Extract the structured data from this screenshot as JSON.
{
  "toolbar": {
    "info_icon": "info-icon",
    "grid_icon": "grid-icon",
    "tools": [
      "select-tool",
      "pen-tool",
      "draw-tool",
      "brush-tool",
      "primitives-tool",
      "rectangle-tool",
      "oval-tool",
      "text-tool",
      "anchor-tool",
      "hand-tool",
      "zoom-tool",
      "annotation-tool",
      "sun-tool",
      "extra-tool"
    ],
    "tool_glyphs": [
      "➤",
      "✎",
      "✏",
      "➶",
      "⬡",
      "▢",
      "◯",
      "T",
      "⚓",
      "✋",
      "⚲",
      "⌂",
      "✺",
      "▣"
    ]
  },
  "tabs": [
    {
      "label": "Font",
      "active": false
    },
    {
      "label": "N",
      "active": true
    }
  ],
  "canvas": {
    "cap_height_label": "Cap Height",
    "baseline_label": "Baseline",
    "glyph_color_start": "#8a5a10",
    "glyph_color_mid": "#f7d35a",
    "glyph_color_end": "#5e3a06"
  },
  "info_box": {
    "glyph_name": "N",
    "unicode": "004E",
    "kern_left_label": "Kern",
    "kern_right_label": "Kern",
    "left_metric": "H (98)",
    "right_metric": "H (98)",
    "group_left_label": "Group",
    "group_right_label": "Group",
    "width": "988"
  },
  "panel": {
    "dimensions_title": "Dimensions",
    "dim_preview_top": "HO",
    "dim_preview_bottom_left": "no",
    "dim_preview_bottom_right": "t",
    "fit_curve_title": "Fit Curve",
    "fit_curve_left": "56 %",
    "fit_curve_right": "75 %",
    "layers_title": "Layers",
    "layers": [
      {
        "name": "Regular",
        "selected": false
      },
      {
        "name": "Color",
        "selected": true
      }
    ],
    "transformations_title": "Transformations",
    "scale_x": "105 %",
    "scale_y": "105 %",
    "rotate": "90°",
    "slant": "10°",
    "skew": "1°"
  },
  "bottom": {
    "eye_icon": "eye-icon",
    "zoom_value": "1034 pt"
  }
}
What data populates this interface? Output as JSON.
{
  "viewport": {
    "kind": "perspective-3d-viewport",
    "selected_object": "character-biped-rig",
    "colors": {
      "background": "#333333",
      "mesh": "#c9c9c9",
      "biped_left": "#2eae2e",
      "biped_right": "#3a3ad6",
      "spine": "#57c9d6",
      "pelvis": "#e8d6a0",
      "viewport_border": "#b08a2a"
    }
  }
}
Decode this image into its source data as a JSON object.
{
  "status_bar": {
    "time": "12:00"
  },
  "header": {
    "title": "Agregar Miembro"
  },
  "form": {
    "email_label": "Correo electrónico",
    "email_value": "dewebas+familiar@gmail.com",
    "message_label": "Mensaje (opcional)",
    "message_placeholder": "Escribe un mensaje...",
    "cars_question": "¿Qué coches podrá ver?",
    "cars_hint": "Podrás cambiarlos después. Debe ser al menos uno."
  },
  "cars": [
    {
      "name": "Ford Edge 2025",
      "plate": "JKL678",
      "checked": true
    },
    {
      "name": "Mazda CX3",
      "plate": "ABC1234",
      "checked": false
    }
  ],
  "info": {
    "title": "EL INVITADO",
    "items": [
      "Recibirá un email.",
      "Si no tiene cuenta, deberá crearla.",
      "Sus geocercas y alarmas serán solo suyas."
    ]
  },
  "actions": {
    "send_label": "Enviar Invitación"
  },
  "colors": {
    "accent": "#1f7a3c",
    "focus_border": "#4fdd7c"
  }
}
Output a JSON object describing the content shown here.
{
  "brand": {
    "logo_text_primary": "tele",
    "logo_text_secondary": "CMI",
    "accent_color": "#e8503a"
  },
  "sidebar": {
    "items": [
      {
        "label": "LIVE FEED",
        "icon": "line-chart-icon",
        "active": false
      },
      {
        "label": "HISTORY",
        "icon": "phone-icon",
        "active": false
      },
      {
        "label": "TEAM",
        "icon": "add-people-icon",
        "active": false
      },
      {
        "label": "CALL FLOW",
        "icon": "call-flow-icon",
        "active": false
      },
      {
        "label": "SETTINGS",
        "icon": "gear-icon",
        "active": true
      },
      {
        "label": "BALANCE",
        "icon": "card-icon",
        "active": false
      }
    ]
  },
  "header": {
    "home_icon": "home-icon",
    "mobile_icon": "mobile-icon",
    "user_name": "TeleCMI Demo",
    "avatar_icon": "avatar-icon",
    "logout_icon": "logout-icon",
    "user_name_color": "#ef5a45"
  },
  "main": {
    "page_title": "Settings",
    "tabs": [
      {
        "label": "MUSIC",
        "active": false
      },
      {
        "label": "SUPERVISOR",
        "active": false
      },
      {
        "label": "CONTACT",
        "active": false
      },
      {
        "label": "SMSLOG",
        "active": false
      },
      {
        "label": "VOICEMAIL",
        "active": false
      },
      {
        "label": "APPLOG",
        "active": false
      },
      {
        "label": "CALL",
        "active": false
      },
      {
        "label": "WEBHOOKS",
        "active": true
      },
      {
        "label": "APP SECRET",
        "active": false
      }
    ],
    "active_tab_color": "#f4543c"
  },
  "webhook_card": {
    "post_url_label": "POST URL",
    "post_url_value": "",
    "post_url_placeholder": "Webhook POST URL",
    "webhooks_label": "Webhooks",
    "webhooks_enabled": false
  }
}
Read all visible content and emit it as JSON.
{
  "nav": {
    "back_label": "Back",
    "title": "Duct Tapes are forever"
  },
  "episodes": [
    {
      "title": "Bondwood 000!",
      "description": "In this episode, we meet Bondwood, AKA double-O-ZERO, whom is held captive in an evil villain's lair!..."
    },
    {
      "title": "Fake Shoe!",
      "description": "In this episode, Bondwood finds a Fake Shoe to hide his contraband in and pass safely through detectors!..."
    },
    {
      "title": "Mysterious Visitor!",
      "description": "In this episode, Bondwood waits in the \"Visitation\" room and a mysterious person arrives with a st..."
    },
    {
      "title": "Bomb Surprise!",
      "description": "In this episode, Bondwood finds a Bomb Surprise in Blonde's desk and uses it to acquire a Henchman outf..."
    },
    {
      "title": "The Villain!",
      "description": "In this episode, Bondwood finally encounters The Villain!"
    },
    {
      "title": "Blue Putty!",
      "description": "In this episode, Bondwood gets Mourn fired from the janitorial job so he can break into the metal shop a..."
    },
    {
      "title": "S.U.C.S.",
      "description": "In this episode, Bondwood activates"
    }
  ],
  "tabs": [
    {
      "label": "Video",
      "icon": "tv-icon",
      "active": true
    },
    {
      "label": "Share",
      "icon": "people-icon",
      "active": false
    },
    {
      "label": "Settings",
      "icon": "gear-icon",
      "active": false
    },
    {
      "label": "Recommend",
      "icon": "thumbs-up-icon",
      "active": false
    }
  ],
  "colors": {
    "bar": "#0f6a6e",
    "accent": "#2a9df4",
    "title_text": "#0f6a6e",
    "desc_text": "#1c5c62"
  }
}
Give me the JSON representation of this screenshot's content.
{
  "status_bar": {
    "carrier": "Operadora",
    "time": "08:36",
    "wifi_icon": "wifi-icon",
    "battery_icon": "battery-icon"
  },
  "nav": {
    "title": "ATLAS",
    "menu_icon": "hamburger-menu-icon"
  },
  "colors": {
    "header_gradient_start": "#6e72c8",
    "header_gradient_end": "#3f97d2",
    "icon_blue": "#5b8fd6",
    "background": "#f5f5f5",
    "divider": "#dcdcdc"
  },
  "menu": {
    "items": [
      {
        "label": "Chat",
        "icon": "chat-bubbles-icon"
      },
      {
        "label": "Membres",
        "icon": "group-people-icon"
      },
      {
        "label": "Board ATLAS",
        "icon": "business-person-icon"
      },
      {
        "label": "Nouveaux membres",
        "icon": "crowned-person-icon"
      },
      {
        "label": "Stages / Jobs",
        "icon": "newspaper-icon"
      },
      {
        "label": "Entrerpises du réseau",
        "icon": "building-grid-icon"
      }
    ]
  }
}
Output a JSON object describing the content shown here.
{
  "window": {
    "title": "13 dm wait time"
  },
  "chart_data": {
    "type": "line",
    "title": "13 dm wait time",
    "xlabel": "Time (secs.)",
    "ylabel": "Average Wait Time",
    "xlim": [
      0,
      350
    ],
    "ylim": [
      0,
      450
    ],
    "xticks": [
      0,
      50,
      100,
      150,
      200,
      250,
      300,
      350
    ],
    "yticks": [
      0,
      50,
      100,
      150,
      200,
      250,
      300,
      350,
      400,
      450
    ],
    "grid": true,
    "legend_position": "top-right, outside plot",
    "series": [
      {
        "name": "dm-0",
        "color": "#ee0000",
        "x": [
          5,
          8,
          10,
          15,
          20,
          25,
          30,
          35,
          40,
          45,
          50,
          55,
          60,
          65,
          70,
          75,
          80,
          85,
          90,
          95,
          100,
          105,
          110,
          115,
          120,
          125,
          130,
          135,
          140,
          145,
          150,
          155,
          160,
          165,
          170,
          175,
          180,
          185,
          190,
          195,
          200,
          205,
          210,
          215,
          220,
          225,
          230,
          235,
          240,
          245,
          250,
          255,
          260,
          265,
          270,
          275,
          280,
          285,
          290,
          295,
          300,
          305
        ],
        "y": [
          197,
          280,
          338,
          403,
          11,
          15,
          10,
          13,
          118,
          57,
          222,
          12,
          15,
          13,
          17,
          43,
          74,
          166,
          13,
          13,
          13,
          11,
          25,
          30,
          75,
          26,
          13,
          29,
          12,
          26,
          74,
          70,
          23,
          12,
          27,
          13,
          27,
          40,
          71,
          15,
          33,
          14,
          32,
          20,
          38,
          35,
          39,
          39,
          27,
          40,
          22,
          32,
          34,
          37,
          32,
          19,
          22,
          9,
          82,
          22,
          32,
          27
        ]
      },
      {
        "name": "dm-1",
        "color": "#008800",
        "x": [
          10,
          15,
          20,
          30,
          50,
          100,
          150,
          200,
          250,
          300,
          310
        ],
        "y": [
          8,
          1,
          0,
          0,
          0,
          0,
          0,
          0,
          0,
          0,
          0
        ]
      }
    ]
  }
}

......

Find how many lines hold the string "into", and state that number alone.

2